-- Stored records start --
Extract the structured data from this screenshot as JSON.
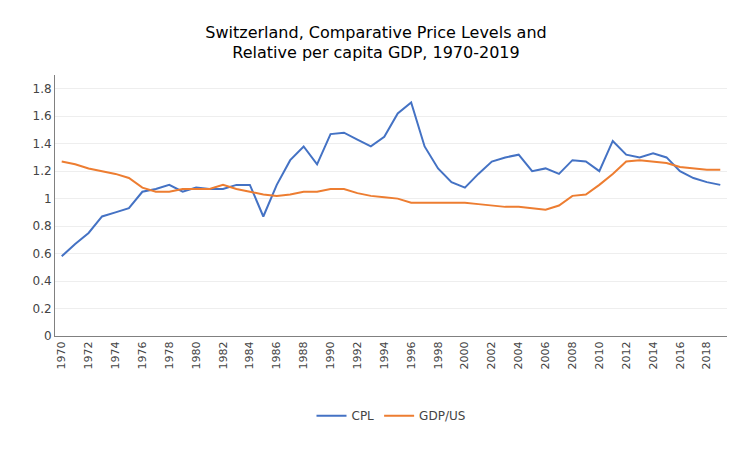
{
  "chart_data": {
    "type": "line",
    "title": "Switzerland, Comparative Price Levels and\nRelative per capita GDP, 1970-2019",
    "x": [
      1970,
      1971,
      1972,
      1973,
      1974,
      1975,
      1976,
      1977,
      1978,
      1979,
      1980,
      1981,
      1982,
      1983,
      1984,
      1985,
      1986,
      1987,
      1988,
      1989,
      1990,
      1991,
      1992,
      1993,
      1994,
      1995,
      1996,
      1997,
      1998,
      1999,
      2000,
      2001,
      2002,
      2003,
      2004,
      2005,
      2006,
      2007,
      2008,
      2009,
      2010,
      2011,
      2012,
      2013,
      2014,
      2015,
      2016,
      2017,
      2018,
      2019
    ],
    "series": [
      {
        "name": "CPL",
        "color": "#4472C4",
        "values": [
          0.58,
          0.67,
          0.75,
          0.87,
          0.9,
          0.93,
          1.05,
          1.07,
          1.1,
          1.05,
          1.08,
          1.07,
          1.07,
          1.1,
          1.1,
          0.87,
          1.1,
          1.28,
          1.38,
          1.25,
          1.47,
          1.48,
          1.43,
          1.38,
          1.45,
          1.62,
          1.7,
          1.38,
          1.22,
          1.12,
          1.08,
          1.18,
          1.27,
          1.3,
          1.32,
          1.2,
          1.22,
          1.18,
          1.28,
          1.27,
          1.2,
          1.42,
          1.32,
          1.3,
          1.33,
          1.3,
          1.2,
          1.15,
          1.12,
          1.1
        ]
      },
      {
        "name": "GDP/US",
        "color": "#ED7D31",
        "values": [
          1.27,
          1.25,
          1.22,
          1.2,
          1.18,
          1.15,
          1.08,
          1.05,
          1.05,
          1.07,
          1.07,
          1.07,
          1.1,
          1.07,
          1.05,
          1.03,
          1.02,
          1.03,
          1.05,
          1.05,
          1.07,
          1.07,
          1.04,
          1.02,
          1.01,
          1.0,
          0.97,
          0.97,
          0.97,
          0.97,
          0.97,
          0.96,
          0.95,
          0.94,
          0.94,
          0.93,
          0.92,
          0.95,
          1.02,
          1.03,
          1.1,
          1.18,
          1.27,
          1.28,
          1.27,
          1.26,
          1.23,
          1.22,
          1.21,
          1.21
        ]
      }
    ],
    "xlim": [
      1969.5,
      2019.5
    ],
    "xticks": [
      1970,
      1972,
      1974,
      1976,
      1978,
      1980,
      1982,
      1984,
      1986,
      1988,
      1990,
      1992,
      1994,
      1996,
      1998,
      2000,
      2002,
      2004,
      2006,
      2008,
      2010,
      2012,
      2014,
      2016,
      2018
    ],
    "ylim": [
      0,
      1.9
    ],
    "yticks": [
      0,
      0.2,
      0.4,
      0.6,
      0.8,
      1,
      1.2,
      1.4,
      1.6,
      1.8
    ],
    "grid": true,
    "legend": "bottom"
  }
}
-- Stored records end --
__Exercise instructions__: Pictures don't belong in the copy. Restate all the entries exactly.

__In response__:
Extract the structured data from this screenshot as JSON.
{
  "chart_data": {
    "type": "line",
    "title": "Switzerland, Comparative Price Levels and\nRelative per capita GDP, 1970-2019",
    "x": [
      1970,
      1971,
      1972,
      1973,
      1974,
      1975,
      1976,
      1977,
      1978,
      1979,
      1980,
      1981,
      1982,
      1983,
      1984,
      1985,
      1986,
      1987,
      1988,
      1989,
      1990,
      1991,
      1992,
      1993,
      1994,
      1995,
      1996,
      1997,
      1998,
      1999,
      2000,
      2001,
      2002,
      2003,
      2004,
      2005,
      2006,
      2007,
      2008,
      2009,
      2010,
      2011,
      2012,
      2013,
      2014,
      2015,
      2016,
      2017,
      2018,
      2019
    ],
    "series": [
      {
        "name": "CPL",
        "color": "#4472C4",
        "values": [
          0.58,
          0.67,
          0.75,
          0.87,
          0.9,
          0.93,
          1.05,
          1.07,
          1.1,
          1.05,
          1.08,
          1.07,
          1.07,
          1.1,
          1.1,
          0.87,
          1.1,
          1.28,
          1.38,
          1.25,
          1.47,
          1.48,
          1.43,
          1.38,
          1.45,
          1.62,
          1.7,
          1.38,
          1.22,
          1.12,
          1.08,
          1.18,
          1.27,
          1.3,
          1.32,
          1.2,
          1.22,
          1.18,
          1.28,
          1.27,
          1.2,
          1.42,
          1.32,
          1.3,
          1.33,
          1.3,
          1.2,
          1.15,
          1.12,
          1.1
        ]
      },
      {
        "name": "GDP/US",
        "color": "#ED7D31",
        "values": [
          1.27,
          1.25,
          1.22,
          1.2,
          1.18,
          1.15,
          1.08,
          1.05,
          1.05,
          1.07,
          1.07,
          1.07,
          1.1,
          1.07,
          1.05,
          1.03,
          1.02,
          1.03,
          1.05,
          1.05,
          1.07,
          1.07,
          1.04,
          1.02,
          1.01,
          1.0,
          0.97,
          0.97,
          0.97,
          0.97,
          0.97,
          0.96,
          0.95,
          0.94,
          0.94,
          0.93,
          0.92,
          0.95,
          1.02,
          1.03,
          1.1,
          1.18,
          1.27,
          1.28,
          1.27,
          1.26,
          1.23,
          1.22,
          1.21,
          1.21
        ]
      }
    ],
    "xlim": [
      1969.5,
      2019.5
    ],
    "xticks": [
      1970,
      1972,
      1974,
      1976,
      1978,
      1980,
      1982,
      1984,
      1986,
      1988,
      1990,
      1992,
      1994,
      1996,
      1998,
      2000,
      2002,
      2004,
      2006,
      2008,
      2010,
      2012,
      2014,
      2016,
      2018
    ],
    "ylim": [
      0,
      1.9
    ],
    "yticks": [
      0,
      0.2,
      0.4,
      0.6,
      0.8,
      1,
      1.2,
      1.4,
      1.6,
      1.8
    ],
    "grid": true,
    "legend": "bottom"
  }
}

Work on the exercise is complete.